• Instruction: Rewrite the records below with every "slice-connector" changed to "leader-line" and nothing else altered.

══════

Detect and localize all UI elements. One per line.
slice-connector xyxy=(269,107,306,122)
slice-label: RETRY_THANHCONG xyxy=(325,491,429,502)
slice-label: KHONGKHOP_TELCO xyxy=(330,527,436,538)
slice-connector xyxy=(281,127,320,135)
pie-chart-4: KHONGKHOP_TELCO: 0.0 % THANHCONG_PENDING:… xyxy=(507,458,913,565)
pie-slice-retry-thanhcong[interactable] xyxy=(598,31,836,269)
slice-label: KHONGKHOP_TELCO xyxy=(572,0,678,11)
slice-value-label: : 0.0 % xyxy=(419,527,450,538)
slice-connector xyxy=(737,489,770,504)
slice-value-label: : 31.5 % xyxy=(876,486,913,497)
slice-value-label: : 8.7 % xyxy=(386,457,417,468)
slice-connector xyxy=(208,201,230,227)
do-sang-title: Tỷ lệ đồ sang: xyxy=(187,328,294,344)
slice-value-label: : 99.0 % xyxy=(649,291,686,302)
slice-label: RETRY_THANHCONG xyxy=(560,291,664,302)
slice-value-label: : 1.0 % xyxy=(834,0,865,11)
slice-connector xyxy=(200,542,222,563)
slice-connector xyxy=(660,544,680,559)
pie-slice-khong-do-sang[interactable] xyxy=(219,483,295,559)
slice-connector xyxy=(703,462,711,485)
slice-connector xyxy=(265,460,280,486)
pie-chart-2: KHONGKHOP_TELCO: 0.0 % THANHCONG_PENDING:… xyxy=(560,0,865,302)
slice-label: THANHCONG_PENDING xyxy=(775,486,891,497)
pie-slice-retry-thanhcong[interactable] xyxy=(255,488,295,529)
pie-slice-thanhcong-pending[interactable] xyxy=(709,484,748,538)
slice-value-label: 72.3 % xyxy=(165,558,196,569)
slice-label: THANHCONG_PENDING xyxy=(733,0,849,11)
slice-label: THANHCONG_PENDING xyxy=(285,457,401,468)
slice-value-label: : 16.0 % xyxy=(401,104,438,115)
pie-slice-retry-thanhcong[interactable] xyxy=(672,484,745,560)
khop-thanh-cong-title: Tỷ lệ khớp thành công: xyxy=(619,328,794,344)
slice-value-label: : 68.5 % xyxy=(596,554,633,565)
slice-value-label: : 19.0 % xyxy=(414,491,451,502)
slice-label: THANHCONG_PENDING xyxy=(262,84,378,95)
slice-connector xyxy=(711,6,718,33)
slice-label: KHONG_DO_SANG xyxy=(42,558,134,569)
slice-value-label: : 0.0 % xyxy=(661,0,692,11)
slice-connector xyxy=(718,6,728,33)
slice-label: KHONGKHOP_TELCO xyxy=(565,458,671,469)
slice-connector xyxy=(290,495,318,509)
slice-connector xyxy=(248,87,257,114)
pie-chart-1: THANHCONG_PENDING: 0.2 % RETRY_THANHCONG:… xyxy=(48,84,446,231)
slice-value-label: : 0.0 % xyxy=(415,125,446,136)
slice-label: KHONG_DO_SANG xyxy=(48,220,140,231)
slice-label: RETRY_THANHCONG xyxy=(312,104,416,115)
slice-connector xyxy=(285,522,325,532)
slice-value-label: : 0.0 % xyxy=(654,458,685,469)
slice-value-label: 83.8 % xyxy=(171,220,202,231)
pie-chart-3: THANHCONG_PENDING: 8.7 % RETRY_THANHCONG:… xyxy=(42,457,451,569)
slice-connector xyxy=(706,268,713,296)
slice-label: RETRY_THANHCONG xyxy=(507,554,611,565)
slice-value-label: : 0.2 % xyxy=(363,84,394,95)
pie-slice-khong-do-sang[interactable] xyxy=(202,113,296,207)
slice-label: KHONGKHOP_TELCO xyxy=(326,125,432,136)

══════

• Answer to the problem:
Detect and localize all UI elements. One per line.
leader-line xyxy=(269,107,306,122)
slice-label: RETRY_THANHCONG xyxy=(325,491,429,502)
slice-label: KHONGKHOP_TELCO xyxy=(330,527,436,538)
leader-line xyxy=(281,127,320,135)
pie-chart-4: KHONGKHOP_TELCO: 0.0 % THANHCONG_PENDING:… xyxy=(507,458,913,565)
pie-slice-retry-thanhcong[interactable] xyxy=(598,31,836,269)
slice-label: KHONGKHOP_TELCO xyxy=(572,0,678,11)
slice-value-label: : 0.0 % xyxy=(419,527,450,538)
leader-line xyxy=(737,489,770,504)
slice-value-label: : 31.5 % xyxy=(876,486,913,497)
slice-value-label: : 8.7 % xyxy=(386,457,417,468)
leader-line xyxy=(208,201,230,227)
do-sang-title: Tỷ lệ đồ sang: xyxy=(187,328,294,344)
slice-value-label: : 99.0 % xyxy=(649,291,686,302)
slice-label: RETRY_THANHCONG xyxy=(560,291,664,302)
slice-value-label: : 1.0 % xyxy=(834,0,865,11)
leader-line xyxy=(200,542,222,563)
leader-line xyxy=(660,544,680,559)
pie-slice-khong-do-sang[interactable] xyxy=(219,483,295,559)
leader-line xyxy=(703,462,711,485)
leader-line xyxy=(265,460,280,486)
pie-chart-2: KHONGKHOP_TELCO: 0.0 % THANHCONG_PENDING:… xyxy=(560,0,865,302)
slice-label: THANHCONG_PENDING xyxy=(775,486,891,497)
pie-slice-retry-thanhcong[interactable] xyxy=(255,488,295,529)
pie-slice-thanhcong-pending[interactable] xyxy=(709,484,748,538)
slice-value-label: 72.3 % xyxy=(165,558,196,569)
slice-label: THANHCONG_PENDING xyxy=(733,0,849,11)
slice-label: THANHCONG_PENDING xyxy=(285,457,401,468)
slice-value-label: : 16.0 % xyxy=(401,104,438,115)
pie-slice-retry-thanhcong[interactable] xyxy=(672,484,745,560)
khop-thanh-cong-title: Tỷ lệ khớp thành công: xyxy=(619,328,794,344)
slice-value-label: : 68.5 % xyxy=(596,554,633,565)
slice-value-label: : 19.0 % xyxy=(414,491,451,502)
slice-label: THANHCONG_PENDING xyxy=(262,84,378,95)
leader-line xyxy=(711,6,718,33)
slice-label: KHONG_DO_SANG xyxy=(42,558,134,569)
slice-value-label: : 0.0 % xyxy=(661,0,692,11)
leader-line xyxy=(718,6,728,33)
slice-label: KHONGKHOP_TELCO xyxy=(565,458,671,469)
leader-line xyxy=(290,495,318,509)
leader-line xyxy=(248,87,257,114)
pie-chart-1: THANHCONG_PENDING: 0.2 % RETRY_THANHCONG:… xyxy=(48,84,446,231)
slice-value-label: : 0.0 % xyxy=(415,125,446,136)
slice-label: KHONG_DO_SANG xyxy=(48,220,140,231)
slice-label: RETRY_THANHCONG xyxy=(312,104,416,115)
leader-line xyxy=(285,522,325,532)
slice-value-label: : 0.0 % xyxy=(654,458,685,469)
slice-value-label: 83.8 % xyxy=(171,220,202,231)
pie-chart-3: THANHCONG_PENDING: 8.7 % RETRY_THANHCONG:… xyxy=(42,457,451,569)
leader-line xyxy=(706,268,713,296)
slice-label: RETRY_THANHCONG xyxy=(507,554,611,565)
slice-value-label: : 0.2 % xyxy=(363,84,394,95)
pie-slice-khong-do-sang[interactable] xyxy=(202,113,296,207)
slice-label: KHONGKHOP_TELCO xyxy=(326,125,432,136)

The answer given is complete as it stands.